REQUIRED TASK
Transcribe each record exactly. Include every one.

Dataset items
----------
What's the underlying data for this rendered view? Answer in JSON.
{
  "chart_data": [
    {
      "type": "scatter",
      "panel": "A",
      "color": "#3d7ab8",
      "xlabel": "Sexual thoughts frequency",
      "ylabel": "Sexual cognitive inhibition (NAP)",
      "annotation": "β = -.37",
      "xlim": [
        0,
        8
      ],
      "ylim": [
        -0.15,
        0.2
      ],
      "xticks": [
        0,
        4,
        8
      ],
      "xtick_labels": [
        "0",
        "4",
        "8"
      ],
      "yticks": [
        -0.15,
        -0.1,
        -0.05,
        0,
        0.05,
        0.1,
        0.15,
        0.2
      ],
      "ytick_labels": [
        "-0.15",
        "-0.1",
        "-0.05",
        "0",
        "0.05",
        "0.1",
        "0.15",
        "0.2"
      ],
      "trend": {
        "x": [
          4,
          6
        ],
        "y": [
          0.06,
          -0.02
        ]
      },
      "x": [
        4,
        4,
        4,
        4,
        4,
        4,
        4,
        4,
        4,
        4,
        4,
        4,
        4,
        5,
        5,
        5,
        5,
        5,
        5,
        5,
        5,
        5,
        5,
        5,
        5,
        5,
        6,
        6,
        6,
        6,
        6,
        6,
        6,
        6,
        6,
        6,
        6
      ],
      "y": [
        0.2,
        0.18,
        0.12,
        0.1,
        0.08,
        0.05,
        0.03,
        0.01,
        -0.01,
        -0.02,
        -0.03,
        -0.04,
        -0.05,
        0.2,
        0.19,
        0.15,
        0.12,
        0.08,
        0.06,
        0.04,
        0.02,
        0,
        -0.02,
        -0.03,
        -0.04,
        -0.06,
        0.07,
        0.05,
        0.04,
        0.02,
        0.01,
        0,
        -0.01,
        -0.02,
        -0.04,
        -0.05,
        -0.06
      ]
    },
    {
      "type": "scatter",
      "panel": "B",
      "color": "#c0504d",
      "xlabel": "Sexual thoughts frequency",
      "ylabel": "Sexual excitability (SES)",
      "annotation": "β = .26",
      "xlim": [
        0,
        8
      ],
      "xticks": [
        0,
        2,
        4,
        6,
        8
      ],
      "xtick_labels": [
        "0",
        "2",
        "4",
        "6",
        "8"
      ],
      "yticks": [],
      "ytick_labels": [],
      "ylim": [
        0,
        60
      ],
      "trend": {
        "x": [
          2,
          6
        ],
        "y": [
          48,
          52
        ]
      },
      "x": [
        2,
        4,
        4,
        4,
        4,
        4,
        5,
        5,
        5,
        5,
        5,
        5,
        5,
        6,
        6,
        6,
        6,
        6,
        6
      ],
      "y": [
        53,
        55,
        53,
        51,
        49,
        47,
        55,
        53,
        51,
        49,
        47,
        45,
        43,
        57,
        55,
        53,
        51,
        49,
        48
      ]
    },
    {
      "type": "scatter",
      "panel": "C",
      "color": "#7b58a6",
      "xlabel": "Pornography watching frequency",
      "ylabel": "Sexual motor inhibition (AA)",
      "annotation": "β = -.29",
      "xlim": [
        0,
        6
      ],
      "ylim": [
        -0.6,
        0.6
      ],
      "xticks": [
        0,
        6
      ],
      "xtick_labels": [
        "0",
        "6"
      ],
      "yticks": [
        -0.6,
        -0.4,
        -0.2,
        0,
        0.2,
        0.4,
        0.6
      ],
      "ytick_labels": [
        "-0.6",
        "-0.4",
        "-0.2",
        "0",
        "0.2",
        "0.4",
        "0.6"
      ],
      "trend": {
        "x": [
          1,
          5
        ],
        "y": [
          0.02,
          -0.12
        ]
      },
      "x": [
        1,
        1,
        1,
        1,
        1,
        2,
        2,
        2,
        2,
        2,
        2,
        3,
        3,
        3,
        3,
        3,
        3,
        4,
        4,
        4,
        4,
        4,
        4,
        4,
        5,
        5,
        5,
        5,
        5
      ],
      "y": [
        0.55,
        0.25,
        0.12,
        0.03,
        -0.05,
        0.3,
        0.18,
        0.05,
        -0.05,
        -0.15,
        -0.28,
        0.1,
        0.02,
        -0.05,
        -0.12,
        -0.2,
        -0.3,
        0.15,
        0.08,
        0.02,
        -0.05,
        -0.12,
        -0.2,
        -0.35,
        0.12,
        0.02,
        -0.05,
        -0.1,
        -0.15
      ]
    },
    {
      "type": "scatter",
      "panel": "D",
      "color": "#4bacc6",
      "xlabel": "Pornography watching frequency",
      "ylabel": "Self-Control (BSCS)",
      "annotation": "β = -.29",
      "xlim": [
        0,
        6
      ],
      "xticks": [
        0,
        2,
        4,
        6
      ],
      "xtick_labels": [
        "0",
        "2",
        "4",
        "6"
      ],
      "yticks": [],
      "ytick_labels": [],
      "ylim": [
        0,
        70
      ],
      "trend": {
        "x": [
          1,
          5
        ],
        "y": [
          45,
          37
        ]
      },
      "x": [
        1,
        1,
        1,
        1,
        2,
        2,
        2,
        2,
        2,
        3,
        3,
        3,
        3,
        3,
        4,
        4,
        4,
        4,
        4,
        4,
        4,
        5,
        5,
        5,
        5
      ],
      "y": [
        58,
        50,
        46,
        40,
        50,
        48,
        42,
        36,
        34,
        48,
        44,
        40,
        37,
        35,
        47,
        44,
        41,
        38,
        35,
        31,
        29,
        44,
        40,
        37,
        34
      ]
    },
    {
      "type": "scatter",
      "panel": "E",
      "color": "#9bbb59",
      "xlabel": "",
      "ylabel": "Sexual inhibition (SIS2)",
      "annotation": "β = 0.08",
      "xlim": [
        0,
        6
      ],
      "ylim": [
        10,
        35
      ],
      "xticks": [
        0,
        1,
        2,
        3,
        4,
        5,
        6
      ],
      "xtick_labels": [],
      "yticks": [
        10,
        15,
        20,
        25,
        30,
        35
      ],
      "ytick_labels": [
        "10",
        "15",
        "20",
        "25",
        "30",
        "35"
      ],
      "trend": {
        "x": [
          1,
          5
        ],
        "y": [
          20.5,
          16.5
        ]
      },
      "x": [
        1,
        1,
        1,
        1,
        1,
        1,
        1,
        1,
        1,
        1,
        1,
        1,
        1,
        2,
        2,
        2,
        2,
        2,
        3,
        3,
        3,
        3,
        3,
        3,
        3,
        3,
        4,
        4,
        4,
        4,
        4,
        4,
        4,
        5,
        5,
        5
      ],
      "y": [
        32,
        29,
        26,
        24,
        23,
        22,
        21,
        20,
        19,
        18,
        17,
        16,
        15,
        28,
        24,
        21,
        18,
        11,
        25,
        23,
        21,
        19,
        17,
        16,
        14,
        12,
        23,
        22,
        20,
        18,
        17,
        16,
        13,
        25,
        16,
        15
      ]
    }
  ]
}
----------
WRITTEN SOLUTION
What's the underlying data for this rendered view? Answer in JSON.
{
  "chart_data": [
    {
      "type": "scatter",
      "panel": "A",
      "color": "#3d7ab8",
      "xlabel": "Sexual thoughts frequency",
      "ylabel": "Sexual cognitive inhibition (NAP)",
      "annotation": "β = -.37",
      "xlim": [
        0,
        8
      ],
      "ylim": [
        -0.15,
        0.2
      ],
      "xticks": [
        0,
        4,
        8
      ],
      "xtick_labels": [
        "0",
        "4",
        "8"
      ],
      "yticks": [
        -0.15,
        -0.1,
        -0.05,
        0,
        0.05,
        0.1,
        0.15,
        0.2
      ],
      "ytick_labels": [
        "-0.15",
        "-0.1",
        "-0.05",
        "0",
        "0.05",
        "0.1",
        "0.15",
        "0.2"
      ],
      "trend": {
        "x": [
          4,
          6
        ],
        "y": [
          0.06,
          -0.02
        ]
      },
      "x": [
        4,
        4,
        4,
        4,
        4,
        4,
        4,
        4,
        4,
        4,
        4,
        4,
        4,
        5,
        5,
        5,
        5,
        5,
        5,
        5,
        5,
        5,
        5,
        5,
        5,
        5,
        6,
        6,
        6,
        6,
        6,
        6,
        6,
        6,
        6,
        6,
        6
      ],
      "y": [
        0.2,
        0.18,
        0.12,
        0.1,
        0.08,
        0.05,
        0.03,
        0.01,
        -0.01,
        -0.02,
        -0.03,
        -0.04,
        -0.05,
        0.2,
        0.19,
        0.15,
        0.12,
        0.08,
        0.06,
        0.04,
        0.02,
        0,
        -0.02,
        -0.03,
        -0.04,
        -0.06,
        0.07,
        0.05,
        0.04,
        0.02,
        0.01,
        0,
        -0.01,
        -0.02,
        -0.04,
        -0.05,
        -0.06
      ]
    },
    {
      "type": "scatter",
      "panel": "B",
      "color": "#c0504d",
      "xlabel": "Sexual thoughts frequency",
      "ylabel": "Sexual excitability (SES)",
      "annotation": "β = .26",
      "xlim": [
        0,
        8
      ],
      "xticks": [
        0,
        2,
        4,
        6,
        8
      ],
      "xtick_labels": [
        "0",
        "2",
        "4",
        "6",
        "8"
      ],
      "yticks": [],
      "ytick_labels": [],
      "ylim": [
        0,
        60
      ],
      "trend": {
        "x": [
          2,
          6
        ],
        "y": [
          48,
          52
        ]
      },
      "x": [
        2,
        4,
        4,
        4,
        4,
        4,
        5,
        5,
        5,
        5,
        5,
        5,
        5,
        6,
        6,
        6,
        6,
        6,
        6
      ],
      "y": [
        53,
        55,
        53,
        51,
        49,
        47,
        55,
        53,
        51,
        49,
        47,
        45,
        43,
        57,
        55,
        53,
        51,
        49,
        48
      ]
    },
    {
      "type": "scatter",
      "panel": "C",
      "color": "#7b58a6",
      "xlabel": "Pornography watching frequency",
      "ylabel": "Sexual motor inhibition (AA)",
      "annotation": "β = -.29",
      "xlim": [
        0,
        6
      ],
      "ylim": [
        -0.6,
        0.6
      ],
      "xticks": [
        0,
        6
      ],
      "xtick_labels": [
        "0",
        "6"
      ],
      "yticks": [
        -0.6,
        -0.4,
        -0.2,
        0,
        0.2,
        0.4,
        0.6
      ],
      "ytick_labels": [
        "-0.6",
        "-0.4",
        "-0.2",
        "0",
        "0.2",
        "0.4",
        "0.6"
      ],
      "trend": {
        "x": [
          1,
          5
        ],
        "y": [
          0.02,
          -0.12
        ]
      },
      "x": [
        1,
        1,
        1,
        1,
        1,
        2,
        2,
        2,
        2,
        2,
        2,
        3,
        3,
        3,
        3,
        3,
        3,
        4,
        4,
        4,
        4,
        4,
        4,
        4,
        5,
        5,
        5,
        5,
        5
      ],
      "y": [
        0.55,
        0.25,
        0.12,
        0.03,
        -0.05,
        0.3,
        0.18,
        0.05,
        -0.05,
        -0.15,
        -0.28,
        0.1,
        0.02,
        -0.05,
        -0.12,
        -0.2,
        -0.3,
        0.15,
        0.08,
        0.02,
        -0.05,
        -0.12,
        -0.2,
        -0.35,
        0.12,
        0.02,
        -0.05,
        -0.1,
        -0.15
      ]
    },
    {
      "type": "scatter",
      "panel": "D",
      "color": "#4bacc6",
      "xlabel": "Pornography watching frequency",
      "ylabel": "Self-Control (BSCS)",
      "annotation": "β = -.29",
      "xlim": [
        0,
        6
      ],
      "xticks": [
        0,
        2,
        4,
        6
      ],
      "xtick_labels": [
        "0",
        "2",
        "4",
        "6"
      ],
      "yticks": [],
      "ytick_labels": [],
      "ylim": [
        0,
        70
      ],
      "trend": {
        "x": [
          1,
          5
        ],
        "y": [
          45,
          37
        ]
      },
      "x": [
        1,
        1,
        1,
        1,
        2,
        2,
        2,
        2,
        2,
        3,
        3,
        3,
        3,
        3,
        4,
        4,
        4,
        4,
        4,
        4,
        4,
        5,
        5,
        5,
        5
      ],
      "y": [
        58,
        50,
        46,
        40,
        50,
        48,
        42,
        36,
        34,
        48,
        44,
        40,
        37,
        35,
        47,
        44,
        41,
        38,
        35,
        31,
        29,
        44,
        40,
        37,
        34
      ]
    },
    {
      "type": "scatter",
      "panel": "E",
      "color": "#9bbb59",
      "xlabel": "",
      "ylabel": "Sexual inhibition (SIS2)",
      "annotation": "β = 0.08",
      "xlim": [
        0,
        6
      ],
      "ylim": [
        10,
        35
      ],
      "xticks": [
        0,
        1,
        2,
        3,
        4,
        5,
        6
      ],
      "xtick_labels": [],
      "yticks": [
        10,
        15,
        20,
        25,
        30,
        35
      ],
      "ytick_labels": [
        "10",
        "15",
        "20",
        "25",
        "30",
        "35"
      ],
      "trend": {
        "x": [
          1,
          5
        ],
        "y": [
          20.5,
          16.5
        ]
      },
      "x": [
        1,
        1,
        1,
        1,
        1,
        1,
        1,
        1,
        1,
        1,
        1,
        1,
        1,
        2,
        2,
        2,
        2,
        2,
        3,
        3,
        3,
        3,
        3,
        3,
        3,
        3,
        4,
        4,
        4,
        4,
        4,
        4,
        4,
        5,
        5,
        5
      ],
      "y": [
        32,
        29,
        26,
        24,
        23,
        22,
        21,
        20,
        19,
        18,
        17,
        16,
        15,
        28,
        24,
        21,
        18,
        11,
        25,
        23,
        21,
        19,
        17,
        16,
        14,
        12,
        23,
        22,
        20,
        18,
        17,
        16,
        13,
        25,
        16,
        15
      ]
    }
  ]
}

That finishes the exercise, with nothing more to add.